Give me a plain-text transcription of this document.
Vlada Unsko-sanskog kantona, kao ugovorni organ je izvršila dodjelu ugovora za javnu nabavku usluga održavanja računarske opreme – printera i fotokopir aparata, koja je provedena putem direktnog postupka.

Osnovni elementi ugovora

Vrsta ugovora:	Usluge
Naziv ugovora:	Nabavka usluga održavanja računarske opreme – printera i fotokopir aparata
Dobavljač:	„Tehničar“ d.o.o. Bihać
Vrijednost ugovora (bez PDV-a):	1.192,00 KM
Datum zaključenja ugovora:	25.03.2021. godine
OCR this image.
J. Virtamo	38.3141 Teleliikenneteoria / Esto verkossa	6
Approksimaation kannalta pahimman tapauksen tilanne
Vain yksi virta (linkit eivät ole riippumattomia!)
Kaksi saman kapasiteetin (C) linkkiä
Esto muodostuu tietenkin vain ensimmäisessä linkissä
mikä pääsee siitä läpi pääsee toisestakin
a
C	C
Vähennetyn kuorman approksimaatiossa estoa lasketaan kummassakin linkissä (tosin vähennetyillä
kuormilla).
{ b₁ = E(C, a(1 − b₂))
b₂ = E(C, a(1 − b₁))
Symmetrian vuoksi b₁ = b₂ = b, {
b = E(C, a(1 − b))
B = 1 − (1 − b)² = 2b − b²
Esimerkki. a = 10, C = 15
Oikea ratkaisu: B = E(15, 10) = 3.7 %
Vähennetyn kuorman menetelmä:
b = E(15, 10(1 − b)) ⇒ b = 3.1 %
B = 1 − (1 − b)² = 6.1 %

......

TO DO:
Please give back all of the records exactly as written.

EXERCISE RESULT:
Give me a plain-text transcription of this document.
Vlada Unsko-sanskog kantona, kao ugovorni organ je izvršila dodjelu ugovora za javnu nabavku usluga održavanja računarske opreme – printera i fotokopir aparata, koja je provedena putem direktnog postupka.

Osnovni elementi ugovora

Vrsta ugovora:	Usluge
Naziv ugovora:	Nabavka usluga održavanja računarske opreme – printera i fotokopir aparata
Dobavljač:	„Tehničar“ d.o.o. Bihać
Vrijednost ugovora (bez PDV-a):	1.192,00 KM
Datum zaključenja ugovora:	25.03.2021. godine
OCR this image.
J. Virtamo	38.3141 Teleliikenneteoria / Esto verkossa	6
Approksimaation kannalta pahimman tapauksen tilanne
Vain yksi virta (linkit eivät ole riippumattomia!)
Kaksi saman kapasiteetin (C) linkkiä
Esto muodostuu tietenkin vain ensimmäisessä linkissä
mikä pääsee siitä läpi pääsee toisestakin
a
C	C
Vähennetyn kuorman approksimaatiossa estoa lasketaan kummassakin linkissä (tosin vähennetyillä
kuormilla).
{ b₁ = E(C, a(1 − b₂))
b₂ = E(C, a(1 − b₁))
Symmetrian vuoksi b₁ = b₂ = b, {
b = E(C, a(1 − b))
B = 1 − (1 − b)² = 2b − b²
Esimerkki. a = 10, C = 15
Oikea ratkaisu: B = E(15, 10) = 3.7 %
Vähennetyn kuorman menetelmä:
b = E(15, 10(1 − b)) ⇒ b = 3.1 %
B = 1 − (1 − b)² = 6.1 %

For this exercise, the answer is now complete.